◆ What you should do: Reproduce every line of the items below unchanged, omitting the pictures.

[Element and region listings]

::::::::::

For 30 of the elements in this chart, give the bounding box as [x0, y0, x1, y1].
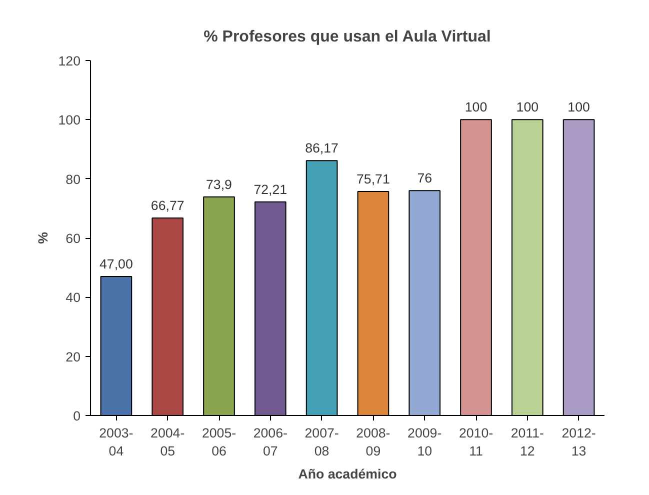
data-label: 73,9: [206, 176, 232, 192]
data-label: 100: [516, 100, 539, 115]
x-tick-label: 2008-09: [356, 426, 390, 458]
data-label: 72,21: [254, 182, 288, 197]
x-tick-label: 2007-08: [304, 426, 339, 458]
y-tick-label: 0: [73, 408, 81, 424]
x-tick-label: 2003-04: [99, 426, 134, 458]
data-label: 66,77: [150, 198, 184, 213]
data-label: 47,00: [100, 256, 133, 272]
y-tick-label: 80: [66, 172, 81, 187]
x-axis-title: Año académico: [298, 466, 397, 482]
y-axis-title: %: [35, 232, 50, 244]
data-label: 75,71: [356, 172, 390, 187]
y-tick-label: 120: [58, 54, 81, 68]
x-tick-label: 2011-12: [510, 426, 544, 458]
data-label: 86,17: [305, 140, 338, 156]
x-tick-label: 2012-13: [562, 426, 596, 458]
chart-title: % Profesores que usan el Aula Virtual: [204, 28, 491, 46]
x-tick-label: 2004-05: [150, 426, 185, 458]
y-tick-label: 40: [66, 290, 81, 306]
y-tick-label: 60: [66, 231, 81, 246]
y-tick-label: 100: [58, 112, 81, 128]
x-tick-label: 2010-11: [458, 426, 494, 458]
x-tick-label: 2005-06: [202, 426, 236, 458]
x-tick-label: 2009-10: [408, 426, 442, 458]
data-label: 76: [417, 170, 432, 186]
data-label: 100: [568, 100, 590, 115]
data-label: 100: [464, 100, 488, 115]
y-tick-label: 20: [66, 349, 81, 364]
x-tick-label: 2006-07: [253, 426, 288, 458]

::::::::::

◆ Full response:
For 30 of the elements in this chart, give the bounding box as [x0, y0, x1, y1].
data-label: 73,9: [206, 176, 232, 192]
data-label: 100: [516, 100, 539, 115]
x-tick-label: 2008-09: [356, 426, 390, 458]
data-label: 72,21: [254, 182, 288, 197]
x-tick-label: 2007-08: [304, 426, 339, 458]
y-tick-label: 0: [73, 408, 81, 424]
x-tick-label: 2003-04: [99, 426, 134, 458]
data-label: 66,77: [150, 198, 184, 213]
data-label: 47,00: [100, 256, 133, 272]
y-tick-label: 80: [66, 172, 81, 187]
x-axis-title: Año académico: [298, 466, 397, 482]
y-axis-title: %: [35, 232, 50, 244]
data-label: 75,71: [356, 172, 390, 187]
y-tick-label: 120: [58, 54, 81, 68]
x-tick-label: 2011-12: [510, 426, 544, 458]
data-label: 86,17: [305, 140, 338, 156]
x-tick-label: 2012-13: [562, 426, 596, 458]
chart-title: % Profesores que usan el Aula Virtual: [204, 28, 491, 46]
x-tick-label: 2004-05: [150, 426, 185, 458]
y-tick-label: 40: [66, 290, 81, 306]
y-tick-label: 60: [66, 231, 81, 246]
y-tick-label: 100: [58, 112, 81, 128]
x-tick-label: 2010-11: [458, 426, 494, 458]
x-tick-label: 2005-06: [202, 426, 236, 458]
x-tick-label: 2009-10: [408, 426, 442, 458]
data-label: 76: [417, 170, 432, 186]
data-label: 100: [568, 100, 590, 115]
data-label: 100: [464, 100, 488, 115]
y-tick-label: 20: [66, 349, 81, 364]
x-tick-label: 2006-07: [253, 426, 288, 458]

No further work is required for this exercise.